▶ **Work required**: Write out all records as given; omit images.

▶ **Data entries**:
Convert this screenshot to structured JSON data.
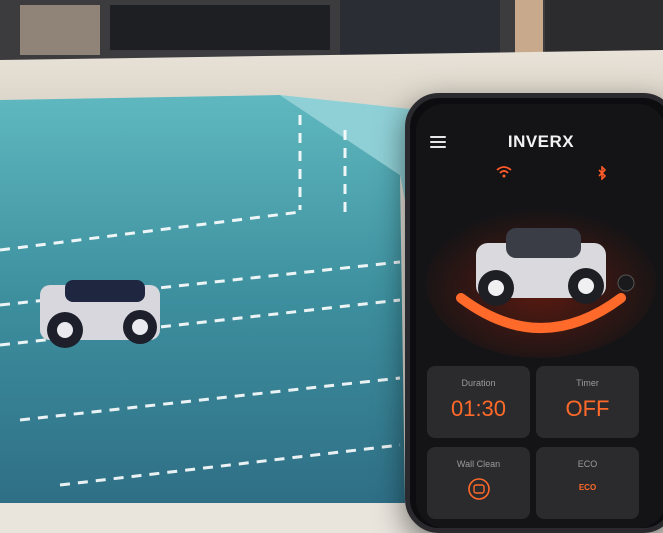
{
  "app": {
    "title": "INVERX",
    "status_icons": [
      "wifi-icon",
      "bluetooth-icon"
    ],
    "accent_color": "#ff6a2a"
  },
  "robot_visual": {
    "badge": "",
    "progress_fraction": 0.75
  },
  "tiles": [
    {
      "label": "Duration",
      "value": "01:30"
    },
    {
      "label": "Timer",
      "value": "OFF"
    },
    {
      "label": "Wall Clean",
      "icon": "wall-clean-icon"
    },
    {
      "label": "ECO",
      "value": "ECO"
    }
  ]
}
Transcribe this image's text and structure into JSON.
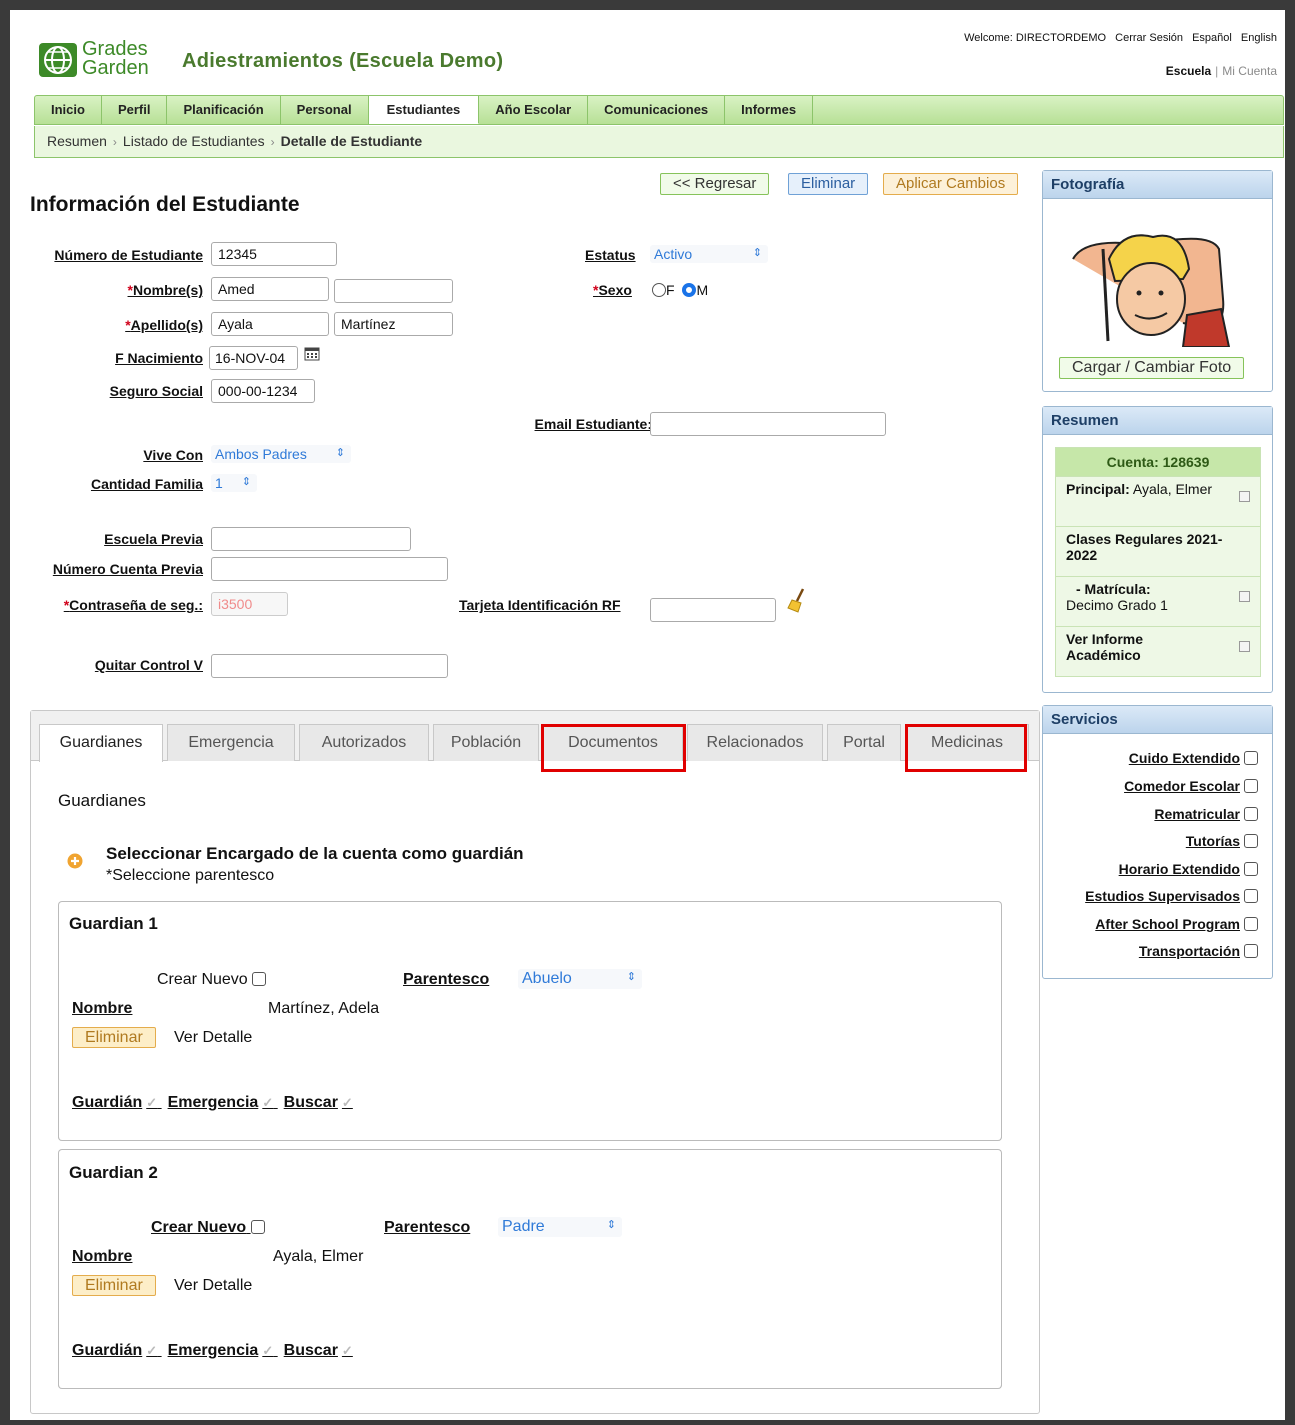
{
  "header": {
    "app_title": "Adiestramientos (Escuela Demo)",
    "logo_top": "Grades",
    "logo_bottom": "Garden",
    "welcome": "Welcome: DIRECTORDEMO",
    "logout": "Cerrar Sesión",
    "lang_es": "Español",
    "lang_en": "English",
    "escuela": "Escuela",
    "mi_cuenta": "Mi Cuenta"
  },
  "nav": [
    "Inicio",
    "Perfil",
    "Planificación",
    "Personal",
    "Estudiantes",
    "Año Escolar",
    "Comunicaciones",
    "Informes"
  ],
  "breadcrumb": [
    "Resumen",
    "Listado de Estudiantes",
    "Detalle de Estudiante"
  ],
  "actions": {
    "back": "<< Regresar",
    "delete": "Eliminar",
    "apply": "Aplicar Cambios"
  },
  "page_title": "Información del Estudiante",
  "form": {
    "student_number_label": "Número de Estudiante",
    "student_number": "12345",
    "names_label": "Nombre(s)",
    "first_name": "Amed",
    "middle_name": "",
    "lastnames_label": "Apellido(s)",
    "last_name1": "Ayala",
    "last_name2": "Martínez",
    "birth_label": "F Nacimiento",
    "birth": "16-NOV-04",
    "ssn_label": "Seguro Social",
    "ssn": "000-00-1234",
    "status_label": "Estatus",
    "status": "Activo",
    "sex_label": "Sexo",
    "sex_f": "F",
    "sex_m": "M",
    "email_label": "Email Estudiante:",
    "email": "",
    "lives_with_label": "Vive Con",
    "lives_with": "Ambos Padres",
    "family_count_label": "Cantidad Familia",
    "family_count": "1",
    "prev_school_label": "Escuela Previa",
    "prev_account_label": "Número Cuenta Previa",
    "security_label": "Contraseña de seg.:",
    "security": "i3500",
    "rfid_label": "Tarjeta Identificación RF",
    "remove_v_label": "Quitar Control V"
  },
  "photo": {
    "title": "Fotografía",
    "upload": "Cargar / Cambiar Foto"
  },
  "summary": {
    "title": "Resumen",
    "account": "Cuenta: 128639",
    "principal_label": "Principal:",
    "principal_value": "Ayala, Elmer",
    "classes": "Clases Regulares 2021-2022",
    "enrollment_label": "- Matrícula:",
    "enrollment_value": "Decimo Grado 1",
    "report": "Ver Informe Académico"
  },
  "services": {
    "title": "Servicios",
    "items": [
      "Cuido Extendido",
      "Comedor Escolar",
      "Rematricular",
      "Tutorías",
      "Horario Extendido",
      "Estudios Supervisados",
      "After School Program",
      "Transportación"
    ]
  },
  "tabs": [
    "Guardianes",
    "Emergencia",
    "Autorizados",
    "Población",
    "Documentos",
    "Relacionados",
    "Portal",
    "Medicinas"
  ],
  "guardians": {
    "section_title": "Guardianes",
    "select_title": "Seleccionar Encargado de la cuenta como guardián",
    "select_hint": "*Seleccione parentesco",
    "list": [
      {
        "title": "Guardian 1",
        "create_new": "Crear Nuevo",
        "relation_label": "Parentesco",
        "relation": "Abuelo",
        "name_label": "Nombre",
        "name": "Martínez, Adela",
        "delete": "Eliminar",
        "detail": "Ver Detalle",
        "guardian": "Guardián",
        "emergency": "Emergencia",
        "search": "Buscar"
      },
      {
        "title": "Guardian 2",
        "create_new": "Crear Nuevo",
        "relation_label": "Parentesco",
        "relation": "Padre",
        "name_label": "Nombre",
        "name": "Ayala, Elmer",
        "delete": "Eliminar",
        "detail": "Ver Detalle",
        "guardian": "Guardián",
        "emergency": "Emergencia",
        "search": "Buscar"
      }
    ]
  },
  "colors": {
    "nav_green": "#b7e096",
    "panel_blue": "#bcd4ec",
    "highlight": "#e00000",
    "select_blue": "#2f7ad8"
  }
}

▶ **Solution to this task**:
Convert this screenshot to structured JSON data.
{
  "app": {
    "title": "INVERX",
    "status_icons": [
      "wifi-icon",
      "bluetooth-icon"
    ],
    "accent_color": "#ff6a2a"
  },
  "robot_visual": {
    "badge": "",
    "progress_fraction": 0.75
  },
  "tiles": [
    {
      "label": "Duration",
      "value": "01:30"
    },
    {
      "label": "Timer",
      "value": "OFF"
    },
    {
      "label": "Wall Clean",
      "icon": "wall-clean-icon"
    },
    {
      "label": "ECO",
      "value": "ECO"
    }
  ]
}
Transcribe this image's text and structure into JSON.
{
  "header": {
    "app_title": "Adiestramientos (Escuela Demo)",
    "logo_top": "Grades",
    "logo_bottom": "Garden",
    "welcome": "Welcome: DIRECTORDEMO",
    "logout": "Cerrar Sesión",
    "lang_es": "Español",
    "lang_en": "English",
    "escuela": "Escuela",
    "mi_cuenta": "Mi Cuenta"
  },
  "nav": [
    "Inicio",
    "Perfil",
    "Planificación",
    "Personal",
    "Estudiantes",
    "Año Escolar",
    "Comunicaciones",
    "Informes"
  ],
  "breadcrumb": [
    "Resumen",
    "Listado de Estudiantes",
    "Detalle de Estudiante"
  ],
  "actions": {
    "back": "<< Regresar",
    "delete": "Eliminar",
    "apply": "Aplicar Cambios"
  },
  "page_title": "Información del Estudiante",
  "form": {
    "student_number_label": "Número de Estudiante",
    "student_number": "12345",
    "names_label": "Nombre(s)",
    "first_name": "Amed",
    "middle_name": "",
    "lastnames_label": "Apellido(s)",
    "last_name1": "Ayala",
    "last_name2": "Martínez",
    "birth_label": "F Nacimiento",
    "birth": "16-NOV-04",
    "ssn_label": "Seguro Social",
    "ssn": "000-00-1234",
    "status_label": "Estatus",
    "status": "Activo",
    "sex_label": "Sexo",
    "sex_f": "F",
    "sex_m": "M",
    "email_label": "Email Estudiante:",
    "email": "",
    "lives_with_label": "Vive Con",
    "lives_with": "Ambos Padres",
    "family_count_label": "Cantidad Familia",
    "family_count": "1",
    "prev_school_label": "Escuela Previa",
    "prev_account_label": "Número Cuenta Previa",
    "security_label": "Contraseña de seg.:",
    "security": "i3500",
    "rfid_label": "Tarjeta Identificación RF",
    "remove_v_label": "Quitar Control V"
  },
  "photo": {
    "title": "Fotografía",
    "upload": "Cargar / Cambiar Foto"
  },
  "summary": {
    "title": "Resumen",
    "account": "Cuenta: 128639",
    "principal_label": "Principal:",
    "principal_value": "Ayala, Elmer",
    "classes": "Clases Regulares 2021-2022",
    "enrollment_label": "- Matrícula:",
    "enrollment_value": "Decimo Grado 1",
    "report": "Ver Informe Académico"
  },
  "services": {
    "title": "Servicios",
    "items": [
      "Cuido Extendido",
      "Comedor Escolar",
      "Rematricular",
      "Tutorías",
      "Horario Extendido",
      "Estudios Supervisados",
      "After School Program",
      "Transportación"
    ]
  },
  "tabs": [
    "Guardianes",
    "Emergencia",
    "Autorizados",
    "Población",
    "Documentos",
    "Relacionados",
    "Portal",
    "Medicinas"
  ],
  "guardians": {
    "section_title": "Guardianes",
    "select_title": "Seleccionar Encargado de la cuenta como guardián",
    "select_hint": "*Seleccione parentesco",
    "list": [
      {
        "title": "Guardian 1",
        "create_new": "Crear Nuevo",
        "relation_label": "Parentesco",
        "relation": "Abuelo",
        "name_label": "Nombre",
        "name": "Martínez, Adela",
        "delete": "Eliminar",
        "detail": "Ver Detalle",
        "guardian": "Guardián",
        "emergency": "Emergencia",
        "search": "Buscar"
      },
      {
        "title": "Guardian 2",
        "create_new": "Crear Nuevo",
        "relation_label": "Parentesco",
        "relation": "Padre",
        "name_label": "Nombre",
        "name": "Ayala, Elmer",
        "delete": "Eliminar",
        "detail": "Ver Detalle",
        "guardian": "Guardián",
        "emergency": "Emergencia",
        "search": "Buscar"
      }
    ]
  },
  "colors": {
    "nav_green": "#b7e096",
    "panel_blue": "#bcd4ec",
    "highlight": "#e00000",
    "select_blue": "#2f7ad8"
  }
}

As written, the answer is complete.